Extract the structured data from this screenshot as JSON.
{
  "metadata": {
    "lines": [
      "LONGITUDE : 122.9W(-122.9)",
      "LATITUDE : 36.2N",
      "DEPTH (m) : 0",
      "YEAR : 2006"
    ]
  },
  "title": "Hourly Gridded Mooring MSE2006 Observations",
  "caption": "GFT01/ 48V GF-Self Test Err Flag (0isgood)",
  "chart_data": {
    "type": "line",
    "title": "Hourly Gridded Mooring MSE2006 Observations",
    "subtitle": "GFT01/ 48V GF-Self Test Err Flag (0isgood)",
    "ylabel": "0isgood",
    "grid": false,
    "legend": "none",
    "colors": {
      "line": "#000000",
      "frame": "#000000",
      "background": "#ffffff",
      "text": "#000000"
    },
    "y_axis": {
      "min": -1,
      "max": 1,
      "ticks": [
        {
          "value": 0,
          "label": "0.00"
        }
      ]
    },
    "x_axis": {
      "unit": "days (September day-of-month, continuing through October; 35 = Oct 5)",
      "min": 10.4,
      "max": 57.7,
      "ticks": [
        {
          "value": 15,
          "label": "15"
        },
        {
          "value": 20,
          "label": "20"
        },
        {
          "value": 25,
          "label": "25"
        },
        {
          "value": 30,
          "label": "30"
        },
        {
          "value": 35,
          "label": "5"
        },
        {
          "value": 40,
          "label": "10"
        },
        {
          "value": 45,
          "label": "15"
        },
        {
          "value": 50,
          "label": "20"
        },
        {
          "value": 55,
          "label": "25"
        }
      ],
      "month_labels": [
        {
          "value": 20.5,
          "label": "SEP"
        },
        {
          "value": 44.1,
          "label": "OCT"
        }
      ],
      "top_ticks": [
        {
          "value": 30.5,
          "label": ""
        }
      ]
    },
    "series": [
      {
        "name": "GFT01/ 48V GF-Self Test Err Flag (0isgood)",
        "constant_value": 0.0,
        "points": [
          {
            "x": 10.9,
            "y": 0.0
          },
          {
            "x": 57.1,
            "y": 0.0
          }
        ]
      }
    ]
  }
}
----------
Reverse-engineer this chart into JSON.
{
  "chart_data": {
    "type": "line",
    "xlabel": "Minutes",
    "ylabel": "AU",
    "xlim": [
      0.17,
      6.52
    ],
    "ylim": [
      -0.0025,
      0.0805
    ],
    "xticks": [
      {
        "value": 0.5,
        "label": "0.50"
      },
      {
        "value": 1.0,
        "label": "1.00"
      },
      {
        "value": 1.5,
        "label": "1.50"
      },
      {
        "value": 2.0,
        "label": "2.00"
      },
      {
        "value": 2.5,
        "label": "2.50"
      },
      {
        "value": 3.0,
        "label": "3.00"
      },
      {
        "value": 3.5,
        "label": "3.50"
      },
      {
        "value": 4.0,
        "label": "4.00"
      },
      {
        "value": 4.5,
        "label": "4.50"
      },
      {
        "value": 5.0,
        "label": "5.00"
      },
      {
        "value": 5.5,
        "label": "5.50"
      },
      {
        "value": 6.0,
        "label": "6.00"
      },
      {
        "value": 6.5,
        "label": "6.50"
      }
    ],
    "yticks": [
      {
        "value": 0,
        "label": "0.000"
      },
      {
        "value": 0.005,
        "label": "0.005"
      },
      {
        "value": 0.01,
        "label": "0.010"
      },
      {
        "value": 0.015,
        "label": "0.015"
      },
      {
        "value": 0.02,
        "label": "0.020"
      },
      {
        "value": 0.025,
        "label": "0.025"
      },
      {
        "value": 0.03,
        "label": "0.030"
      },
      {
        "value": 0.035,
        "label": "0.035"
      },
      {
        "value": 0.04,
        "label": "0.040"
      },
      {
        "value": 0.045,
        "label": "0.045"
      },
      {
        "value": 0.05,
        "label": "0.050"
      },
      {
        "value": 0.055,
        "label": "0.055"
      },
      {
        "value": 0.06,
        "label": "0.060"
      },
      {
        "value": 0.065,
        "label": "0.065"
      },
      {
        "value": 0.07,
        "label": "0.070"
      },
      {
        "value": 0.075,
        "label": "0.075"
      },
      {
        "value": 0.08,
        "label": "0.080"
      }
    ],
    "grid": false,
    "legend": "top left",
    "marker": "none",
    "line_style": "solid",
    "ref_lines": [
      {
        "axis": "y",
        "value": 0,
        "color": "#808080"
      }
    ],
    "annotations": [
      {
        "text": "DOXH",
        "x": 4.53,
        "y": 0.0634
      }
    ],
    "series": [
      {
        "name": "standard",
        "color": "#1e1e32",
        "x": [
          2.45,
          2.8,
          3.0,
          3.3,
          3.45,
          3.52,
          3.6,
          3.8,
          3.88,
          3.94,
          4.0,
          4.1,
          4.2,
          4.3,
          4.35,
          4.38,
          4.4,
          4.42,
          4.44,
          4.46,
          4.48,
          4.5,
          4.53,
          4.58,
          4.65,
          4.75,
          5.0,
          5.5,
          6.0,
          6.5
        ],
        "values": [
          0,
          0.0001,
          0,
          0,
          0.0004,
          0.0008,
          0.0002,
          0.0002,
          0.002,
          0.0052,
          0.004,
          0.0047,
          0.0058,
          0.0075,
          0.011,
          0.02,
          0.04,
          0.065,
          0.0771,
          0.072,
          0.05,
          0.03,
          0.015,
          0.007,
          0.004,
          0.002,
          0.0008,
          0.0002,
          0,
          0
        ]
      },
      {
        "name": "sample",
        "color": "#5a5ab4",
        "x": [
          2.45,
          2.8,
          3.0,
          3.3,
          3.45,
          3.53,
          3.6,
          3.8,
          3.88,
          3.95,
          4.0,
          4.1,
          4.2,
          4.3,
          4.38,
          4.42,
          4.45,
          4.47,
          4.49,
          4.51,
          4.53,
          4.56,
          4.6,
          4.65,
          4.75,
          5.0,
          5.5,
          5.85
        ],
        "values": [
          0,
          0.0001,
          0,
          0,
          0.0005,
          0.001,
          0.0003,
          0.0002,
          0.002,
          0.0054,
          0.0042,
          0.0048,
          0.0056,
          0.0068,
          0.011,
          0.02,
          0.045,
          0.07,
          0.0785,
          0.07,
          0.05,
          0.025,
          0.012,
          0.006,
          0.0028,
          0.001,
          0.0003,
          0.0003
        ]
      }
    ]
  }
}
----------
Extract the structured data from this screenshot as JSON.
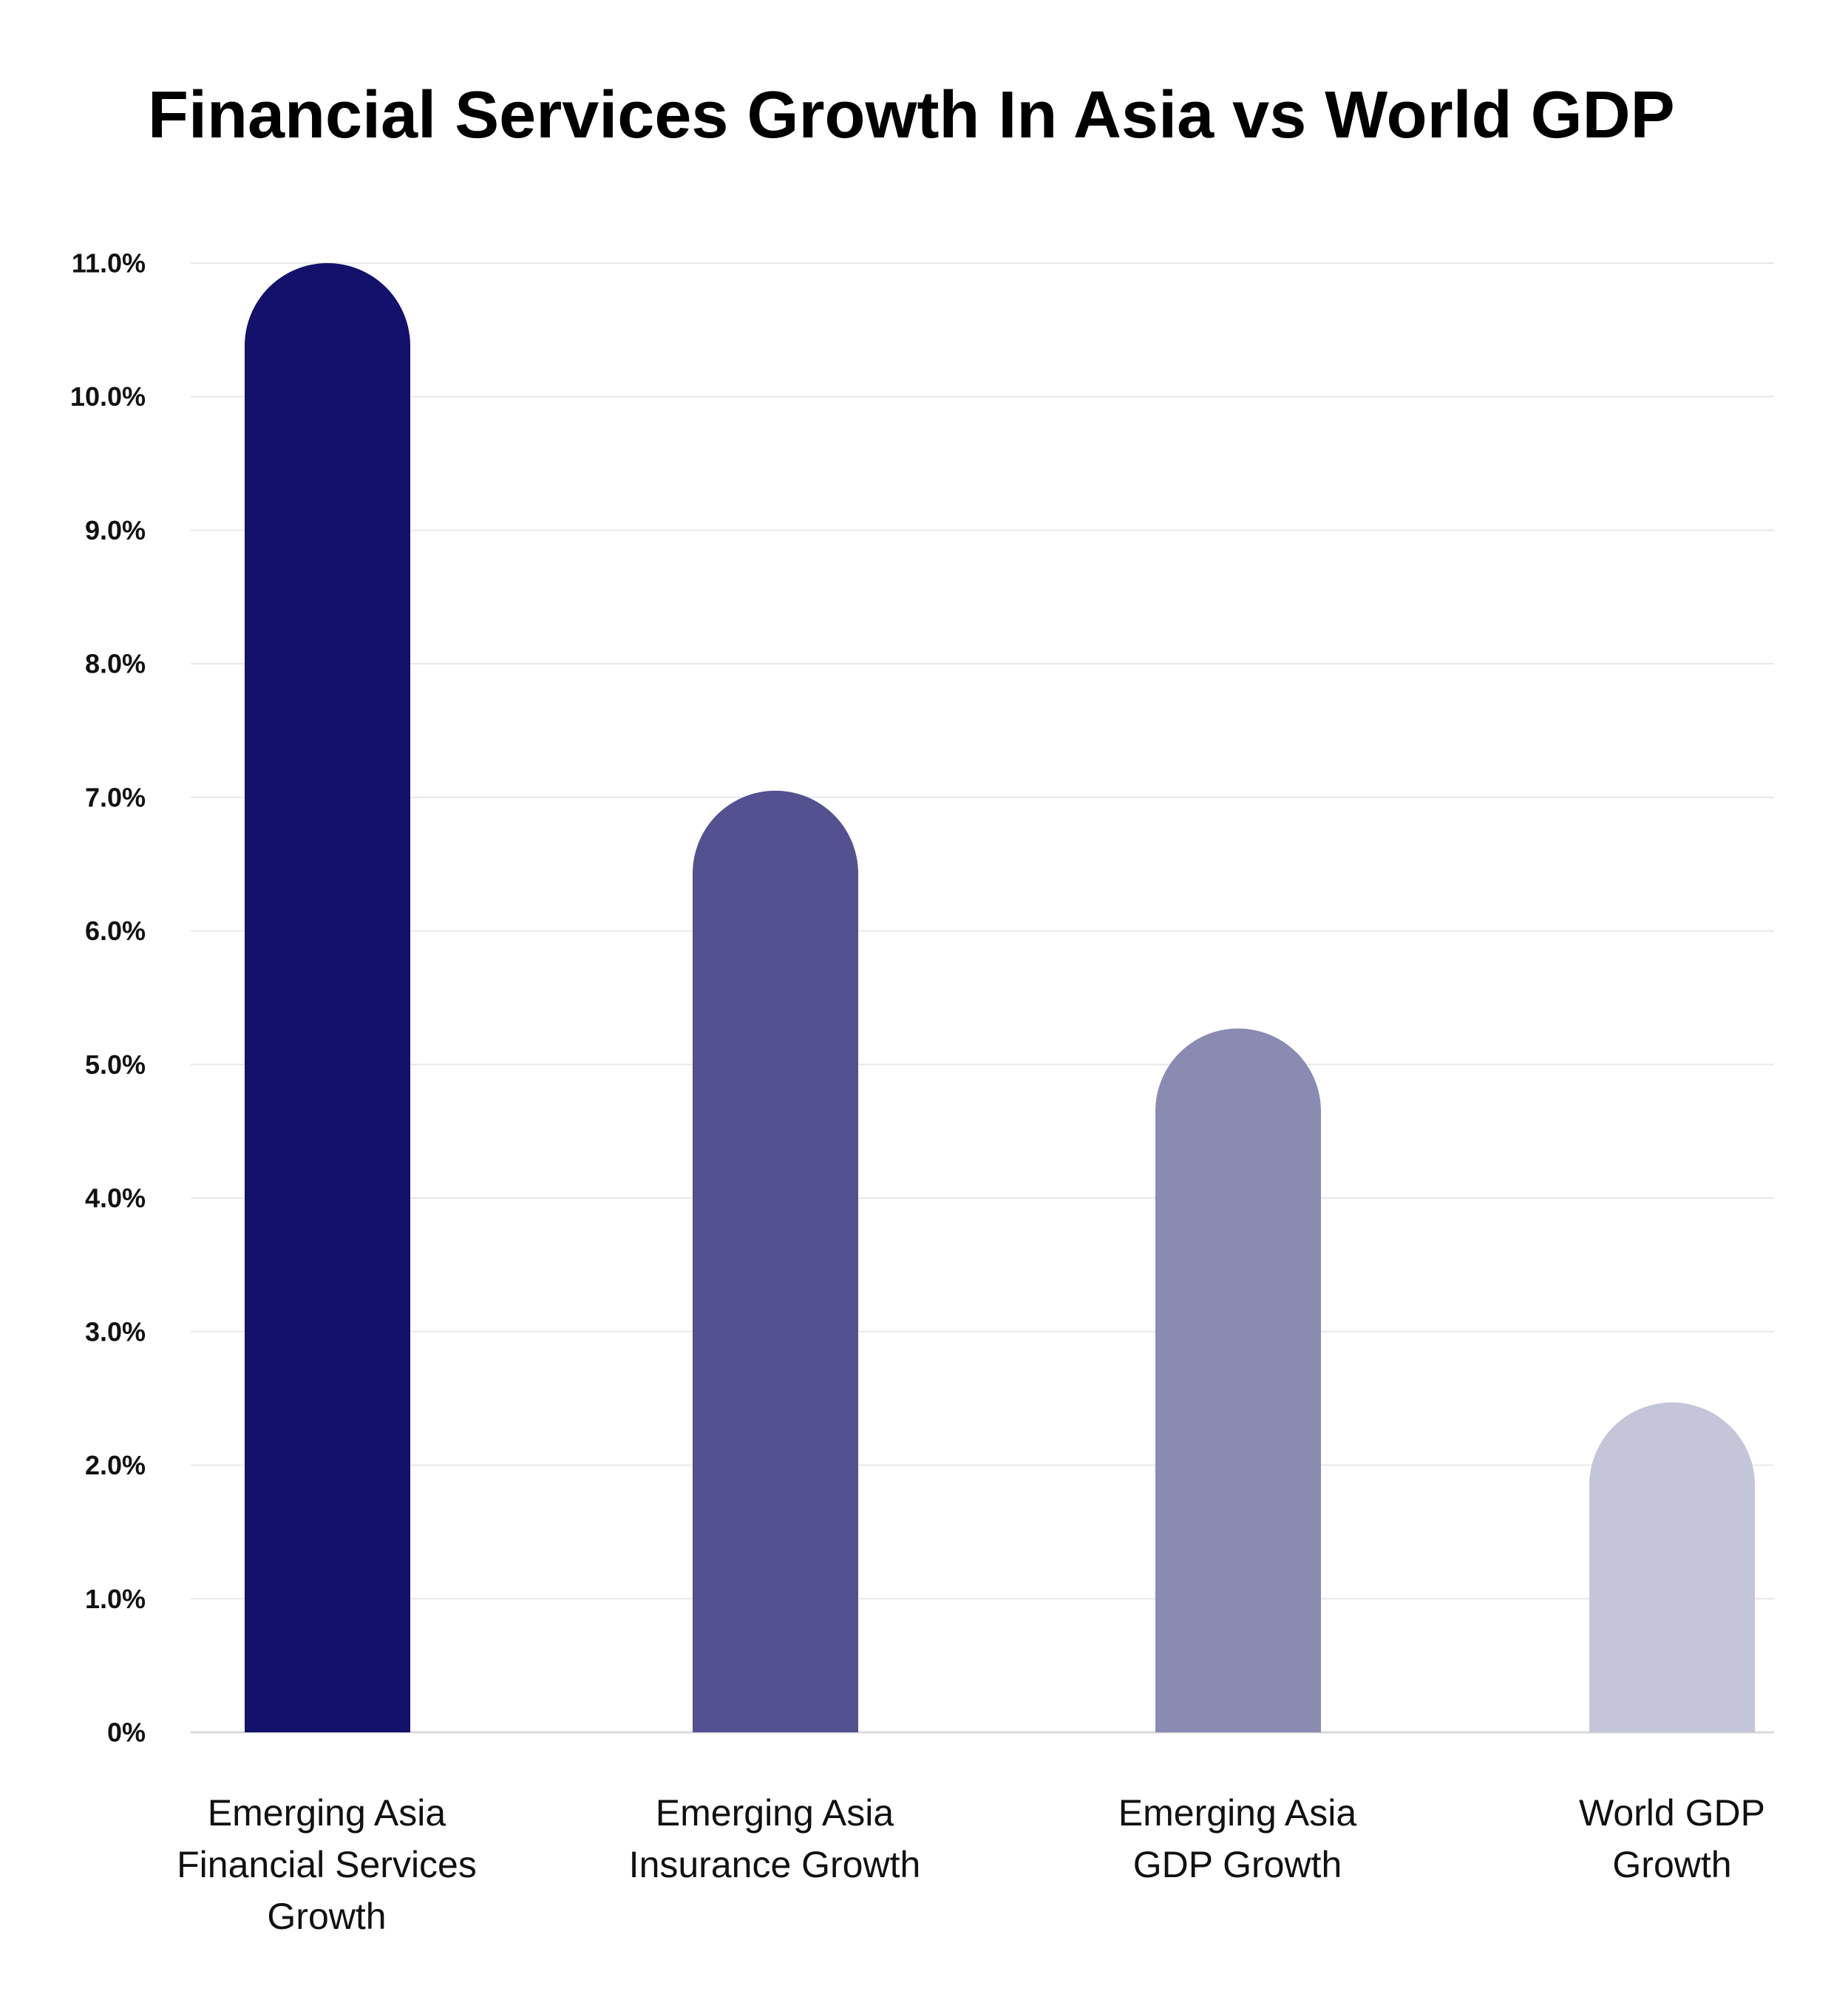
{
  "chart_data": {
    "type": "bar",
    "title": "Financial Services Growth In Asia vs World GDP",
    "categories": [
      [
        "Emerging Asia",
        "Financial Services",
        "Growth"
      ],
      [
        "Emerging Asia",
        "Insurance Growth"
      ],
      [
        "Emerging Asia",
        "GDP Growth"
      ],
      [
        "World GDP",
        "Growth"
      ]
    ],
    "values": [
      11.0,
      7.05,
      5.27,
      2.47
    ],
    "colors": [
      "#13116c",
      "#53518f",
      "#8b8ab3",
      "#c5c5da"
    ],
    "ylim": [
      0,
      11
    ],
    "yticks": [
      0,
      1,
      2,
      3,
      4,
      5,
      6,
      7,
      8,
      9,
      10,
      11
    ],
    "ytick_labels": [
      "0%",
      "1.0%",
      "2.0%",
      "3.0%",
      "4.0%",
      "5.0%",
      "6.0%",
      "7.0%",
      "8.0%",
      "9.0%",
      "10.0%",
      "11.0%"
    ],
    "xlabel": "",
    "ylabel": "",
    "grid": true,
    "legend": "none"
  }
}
----------
*Your objective:*
Identify the lines above that contain the word "Financial", then copy them.

*Written response:*
    "title": "Financial Services Growth In Asia vs World GDP",
        "Financial Services",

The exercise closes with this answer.